### [Goal]
Check each line of the listing, and copy it if it contains the word "xlabel".
+ + + + +
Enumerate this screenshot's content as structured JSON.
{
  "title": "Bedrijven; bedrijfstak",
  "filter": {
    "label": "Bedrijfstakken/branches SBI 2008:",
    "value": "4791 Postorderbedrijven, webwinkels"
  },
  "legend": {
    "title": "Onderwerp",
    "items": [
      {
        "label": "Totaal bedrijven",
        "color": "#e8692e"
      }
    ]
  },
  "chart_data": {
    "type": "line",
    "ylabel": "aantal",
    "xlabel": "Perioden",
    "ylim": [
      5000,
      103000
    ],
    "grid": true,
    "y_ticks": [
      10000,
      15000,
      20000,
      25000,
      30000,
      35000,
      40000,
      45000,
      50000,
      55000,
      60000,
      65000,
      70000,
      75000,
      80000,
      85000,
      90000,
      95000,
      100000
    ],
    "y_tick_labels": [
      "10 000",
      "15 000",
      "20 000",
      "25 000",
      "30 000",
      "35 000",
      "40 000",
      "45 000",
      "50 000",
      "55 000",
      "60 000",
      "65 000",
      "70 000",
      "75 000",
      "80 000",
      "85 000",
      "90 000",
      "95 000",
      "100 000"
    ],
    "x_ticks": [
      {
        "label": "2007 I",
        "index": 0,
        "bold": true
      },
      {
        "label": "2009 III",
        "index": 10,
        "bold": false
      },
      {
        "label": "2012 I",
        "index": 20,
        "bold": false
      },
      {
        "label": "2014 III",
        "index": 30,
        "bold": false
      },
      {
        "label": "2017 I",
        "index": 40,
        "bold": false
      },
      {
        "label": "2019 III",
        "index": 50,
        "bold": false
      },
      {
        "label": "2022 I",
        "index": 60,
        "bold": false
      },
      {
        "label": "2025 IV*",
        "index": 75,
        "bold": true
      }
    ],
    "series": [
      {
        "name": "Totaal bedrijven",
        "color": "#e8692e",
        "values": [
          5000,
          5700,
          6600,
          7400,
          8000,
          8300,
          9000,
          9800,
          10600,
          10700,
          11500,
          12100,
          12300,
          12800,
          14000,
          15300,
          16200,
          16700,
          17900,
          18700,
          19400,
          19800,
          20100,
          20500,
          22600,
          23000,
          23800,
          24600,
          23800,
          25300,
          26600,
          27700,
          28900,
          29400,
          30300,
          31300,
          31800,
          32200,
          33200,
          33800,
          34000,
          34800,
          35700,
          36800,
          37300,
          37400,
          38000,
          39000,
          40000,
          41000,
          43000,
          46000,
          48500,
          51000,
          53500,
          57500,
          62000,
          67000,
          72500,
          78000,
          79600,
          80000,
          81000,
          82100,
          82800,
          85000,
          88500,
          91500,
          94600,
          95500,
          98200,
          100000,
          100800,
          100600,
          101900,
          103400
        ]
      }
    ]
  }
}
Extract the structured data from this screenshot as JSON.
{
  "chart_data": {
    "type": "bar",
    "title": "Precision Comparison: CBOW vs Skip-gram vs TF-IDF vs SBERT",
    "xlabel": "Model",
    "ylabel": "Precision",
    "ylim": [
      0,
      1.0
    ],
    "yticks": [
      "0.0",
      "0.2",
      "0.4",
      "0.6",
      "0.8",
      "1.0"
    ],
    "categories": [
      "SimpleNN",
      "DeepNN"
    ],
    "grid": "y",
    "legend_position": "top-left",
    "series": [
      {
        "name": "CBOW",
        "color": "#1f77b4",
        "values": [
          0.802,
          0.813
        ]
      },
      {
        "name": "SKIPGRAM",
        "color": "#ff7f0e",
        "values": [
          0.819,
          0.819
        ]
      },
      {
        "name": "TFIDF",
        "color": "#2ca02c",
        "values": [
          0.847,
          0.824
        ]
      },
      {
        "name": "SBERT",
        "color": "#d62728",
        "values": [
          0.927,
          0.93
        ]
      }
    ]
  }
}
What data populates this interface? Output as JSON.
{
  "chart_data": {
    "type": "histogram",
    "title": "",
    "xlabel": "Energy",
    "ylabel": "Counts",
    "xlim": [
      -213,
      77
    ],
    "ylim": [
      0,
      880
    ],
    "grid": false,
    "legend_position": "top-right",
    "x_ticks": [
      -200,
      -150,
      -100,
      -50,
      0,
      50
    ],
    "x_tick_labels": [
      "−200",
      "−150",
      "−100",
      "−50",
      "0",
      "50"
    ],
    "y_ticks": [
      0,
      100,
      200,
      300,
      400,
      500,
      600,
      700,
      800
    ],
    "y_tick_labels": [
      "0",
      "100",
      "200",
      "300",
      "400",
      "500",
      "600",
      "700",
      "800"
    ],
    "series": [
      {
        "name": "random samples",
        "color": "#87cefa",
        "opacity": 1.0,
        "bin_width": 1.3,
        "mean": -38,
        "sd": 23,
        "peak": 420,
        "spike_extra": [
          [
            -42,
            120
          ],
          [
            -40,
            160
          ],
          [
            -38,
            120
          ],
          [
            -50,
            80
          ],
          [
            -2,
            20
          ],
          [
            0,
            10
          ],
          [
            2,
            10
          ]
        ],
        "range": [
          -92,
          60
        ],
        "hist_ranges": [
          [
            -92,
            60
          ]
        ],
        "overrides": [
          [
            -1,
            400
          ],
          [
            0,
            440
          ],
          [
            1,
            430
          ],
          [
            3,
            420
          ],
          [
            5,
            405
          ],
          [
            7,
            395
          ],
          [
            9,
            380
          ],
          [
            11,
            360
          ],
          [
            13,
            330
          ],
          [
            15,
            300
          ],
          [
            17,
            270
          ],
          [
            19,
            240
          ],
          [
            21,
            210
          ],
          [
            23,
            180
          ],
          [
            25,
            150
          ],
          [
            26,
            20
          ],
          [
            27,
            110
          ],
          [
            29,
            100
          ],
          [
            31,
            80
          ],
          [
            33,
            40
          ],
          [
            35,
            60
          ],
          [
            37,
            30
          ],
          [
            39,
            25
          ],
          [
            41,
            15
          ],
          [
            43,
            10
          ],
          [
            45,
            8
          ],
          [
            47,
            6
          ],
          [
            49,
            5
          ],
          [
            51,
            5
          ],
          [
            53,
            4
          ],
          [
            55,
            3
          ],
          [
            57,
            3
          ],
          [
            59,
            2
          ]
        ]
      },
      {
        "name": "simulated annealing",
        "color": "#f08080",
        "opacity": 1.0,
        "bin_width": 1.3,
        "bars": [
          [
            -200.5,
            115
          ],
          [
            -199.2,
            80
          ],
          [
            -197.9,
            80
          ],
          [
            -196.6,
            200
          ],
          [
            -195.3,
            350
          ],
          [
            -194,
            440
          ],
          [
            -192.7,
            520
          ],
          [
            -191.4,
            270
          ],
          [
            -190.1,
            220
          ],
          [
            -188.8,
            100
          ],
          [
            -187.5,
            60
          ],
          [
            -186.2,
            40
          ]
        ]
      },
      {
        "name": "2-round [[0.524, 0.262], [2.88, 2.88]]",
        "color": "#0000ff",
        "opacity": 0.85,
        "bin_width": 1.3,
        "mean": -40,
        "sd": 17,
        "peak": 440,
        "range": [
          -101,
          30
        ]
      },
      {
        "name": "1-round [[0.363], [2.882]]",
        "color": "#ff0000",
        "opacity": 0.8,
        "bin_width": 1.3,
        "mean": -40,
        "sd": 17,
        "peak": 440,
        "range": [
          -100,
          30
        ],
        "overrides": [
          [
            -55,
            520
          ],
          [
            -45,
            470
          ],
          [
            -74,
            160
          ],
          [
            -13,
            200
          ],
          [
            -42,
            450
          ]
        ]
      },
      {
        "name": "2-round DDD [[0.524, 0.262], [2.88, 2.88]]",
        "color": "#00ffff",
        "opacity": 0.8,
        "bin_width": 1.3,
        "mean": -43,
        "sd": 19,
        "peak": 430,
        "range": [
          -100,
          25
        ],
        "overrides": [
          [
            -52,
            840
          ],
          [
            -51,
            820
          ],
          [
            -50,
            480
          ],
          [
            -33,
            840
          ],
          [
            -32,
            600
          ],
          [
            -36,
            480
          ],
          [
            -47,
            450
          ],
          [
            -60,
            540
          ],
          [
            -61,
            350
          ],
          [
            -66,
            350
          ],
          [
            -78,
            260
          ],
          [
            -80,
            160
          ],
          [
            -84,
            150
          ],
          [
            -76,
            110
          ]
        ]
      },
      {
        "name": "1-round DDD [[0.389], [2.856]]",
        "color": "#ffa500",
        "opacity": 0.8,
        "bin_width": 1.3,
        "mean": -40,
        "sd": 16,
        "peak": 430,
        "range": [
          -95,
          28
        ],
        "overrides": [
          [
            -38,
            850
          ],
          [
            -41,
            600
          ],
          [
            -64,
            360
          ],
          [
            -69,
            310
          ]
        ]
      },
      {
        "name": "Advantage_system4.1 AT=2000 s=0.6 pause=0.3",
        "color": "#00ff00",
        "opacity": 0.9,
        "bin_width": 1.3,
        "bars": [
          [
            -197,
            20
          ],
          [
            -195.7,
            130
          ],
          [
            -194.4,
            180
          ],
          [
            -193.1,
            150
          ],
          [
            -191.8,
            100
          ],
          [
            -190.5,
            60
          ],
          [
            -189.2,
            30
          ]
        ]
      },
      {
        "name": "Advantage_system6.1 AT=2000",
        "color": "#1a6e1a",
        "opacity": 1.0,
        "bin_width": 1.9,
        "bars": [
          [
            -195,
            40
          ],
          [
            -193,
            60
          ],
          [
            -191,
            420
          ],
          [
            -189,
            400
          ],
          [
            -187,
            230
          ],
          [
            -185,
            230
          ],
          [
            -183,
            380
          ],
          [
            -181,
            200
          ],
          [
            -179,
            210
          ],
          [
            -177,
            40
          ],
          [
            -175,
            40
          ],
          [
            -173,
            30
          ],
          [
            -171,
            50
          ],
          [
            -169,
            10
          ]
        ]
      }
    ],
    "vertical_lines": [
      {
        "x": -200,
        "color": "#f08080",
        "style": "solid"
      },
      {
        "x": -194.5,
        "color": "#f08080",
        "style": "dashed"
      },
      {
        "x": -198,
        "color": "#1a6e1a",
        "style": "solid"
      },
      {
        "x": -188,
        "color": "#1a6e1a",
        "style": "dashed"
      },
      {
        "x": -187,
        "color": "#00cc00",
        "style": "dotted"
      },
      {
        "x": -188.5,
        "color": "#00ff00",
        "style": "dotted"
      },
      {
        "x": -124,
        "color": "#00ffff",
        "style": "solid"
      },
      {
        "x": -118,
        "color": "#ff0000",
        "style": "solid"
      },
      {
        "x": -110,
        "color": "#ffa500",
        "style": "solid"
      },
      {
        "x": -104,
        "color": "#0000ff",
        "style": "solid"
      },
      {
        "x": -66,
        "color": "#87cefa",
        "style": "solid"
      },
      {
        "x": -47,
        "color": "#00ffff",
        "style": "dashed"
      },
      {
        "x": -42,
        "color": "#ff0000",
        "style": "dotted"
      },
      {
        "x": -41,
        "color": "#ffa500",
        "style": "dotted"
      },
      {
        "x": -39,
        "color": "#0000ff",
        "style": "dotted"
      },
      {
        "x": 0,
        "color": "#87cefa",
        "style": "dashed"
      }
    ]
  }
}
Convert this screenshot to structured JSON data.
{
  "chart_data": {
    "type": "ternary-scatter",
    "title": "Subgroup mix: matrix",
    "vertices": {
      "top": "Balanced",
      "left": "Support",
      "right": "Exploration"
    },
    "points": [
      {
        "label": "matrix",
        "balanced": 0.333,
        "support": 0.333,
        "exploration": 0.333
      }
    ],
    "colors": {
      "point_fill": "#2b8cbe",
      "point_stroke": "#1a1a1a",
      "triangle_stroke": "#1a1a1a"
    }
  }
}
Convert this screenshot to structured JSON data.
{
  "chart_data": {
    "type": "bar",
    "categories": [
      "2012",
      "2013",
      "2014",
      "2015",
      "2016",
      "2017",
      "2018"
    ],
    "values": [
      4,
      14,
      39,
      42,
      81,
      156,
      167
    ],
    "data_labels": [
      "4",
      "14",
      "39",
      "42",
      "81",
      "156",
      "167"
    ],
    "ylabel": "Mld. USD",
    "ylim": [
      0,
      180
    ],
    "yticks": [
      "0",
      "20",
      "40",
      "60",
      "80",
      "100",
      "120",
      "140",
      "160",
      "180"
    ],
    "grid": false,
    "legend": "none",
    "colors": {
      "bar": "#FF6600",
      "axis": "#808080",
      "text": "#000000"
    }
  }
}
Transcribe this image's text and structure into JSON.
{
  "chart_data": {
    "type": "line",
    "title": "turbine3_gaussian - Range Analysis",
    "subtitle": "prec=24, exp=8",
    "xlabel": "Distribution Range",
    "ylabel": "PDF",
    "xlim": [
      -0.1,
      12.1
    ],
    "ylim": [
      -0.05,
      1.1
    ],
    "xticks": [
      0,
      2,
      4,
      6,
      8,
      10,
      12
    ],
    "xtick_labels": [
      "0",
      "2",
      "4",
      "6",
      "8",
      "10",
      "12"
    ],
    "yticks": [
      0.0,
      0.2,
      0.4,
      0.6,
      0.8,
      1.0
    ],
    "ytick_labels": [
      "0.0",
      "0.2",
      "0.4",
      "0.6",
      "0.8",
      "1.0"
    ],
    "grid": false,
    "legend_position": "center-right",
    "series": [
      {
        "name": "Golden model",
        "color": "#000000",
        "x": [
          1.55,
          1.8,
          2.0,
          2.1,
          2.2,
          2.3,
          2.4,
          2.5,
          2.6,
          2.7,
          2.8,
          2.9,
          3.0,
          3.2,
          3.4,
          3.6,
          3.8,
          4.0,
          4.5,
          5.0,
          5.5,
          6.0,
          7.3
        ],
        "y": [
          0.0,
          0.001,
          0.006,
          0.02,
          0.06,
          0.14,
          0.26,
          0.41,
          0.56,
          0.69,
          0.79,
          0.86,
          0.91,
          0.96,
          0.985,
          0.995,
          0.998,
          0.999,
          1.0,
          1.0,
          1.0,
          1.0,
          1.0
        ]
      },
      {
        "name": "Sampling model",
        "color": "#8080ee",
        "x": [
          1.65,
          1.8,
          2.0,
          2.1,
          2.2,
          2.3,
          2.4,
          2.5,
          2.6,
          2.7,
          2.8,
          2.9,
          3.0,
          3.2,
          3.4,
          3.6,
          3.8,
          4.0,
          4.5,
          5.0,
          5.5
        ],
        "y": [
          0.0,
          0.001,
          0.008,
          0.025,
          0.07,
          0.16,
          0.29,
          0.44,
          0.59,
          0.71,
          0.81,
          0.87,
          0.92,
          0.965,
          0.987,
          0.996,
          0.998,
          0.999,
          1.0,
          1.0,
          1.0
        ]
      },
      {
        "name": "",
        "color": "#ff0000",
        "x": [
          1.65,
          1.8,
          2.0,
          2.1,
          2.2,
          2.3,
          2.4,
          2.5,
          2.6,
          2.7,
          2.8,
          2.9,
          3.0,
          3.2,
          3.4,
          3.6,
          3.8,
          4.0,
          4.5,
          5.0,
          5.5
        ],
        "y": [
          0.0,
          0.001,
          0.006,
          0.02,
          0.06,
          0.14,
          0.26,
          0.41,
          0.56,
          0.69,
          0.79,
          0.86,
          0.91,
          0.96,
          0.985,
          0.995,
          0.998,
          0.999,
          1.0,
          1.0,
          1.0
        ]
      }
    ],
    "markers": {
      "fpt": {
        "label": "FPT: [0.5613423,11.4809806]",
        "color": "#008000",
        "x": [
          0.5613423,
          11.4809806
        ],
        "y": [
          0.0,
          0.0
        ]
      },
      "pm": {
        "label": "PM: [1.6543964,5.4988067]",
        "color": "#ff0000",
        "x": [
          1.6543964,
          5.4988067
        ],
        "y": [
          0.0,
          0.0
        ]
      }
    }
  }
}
+ + + + +
### [Response for this exercise]
    "xlabel": "Perioden",
    "xlabel": "Model",
    "xlabel": "Energy",
    "xlabel": "Distribution Range",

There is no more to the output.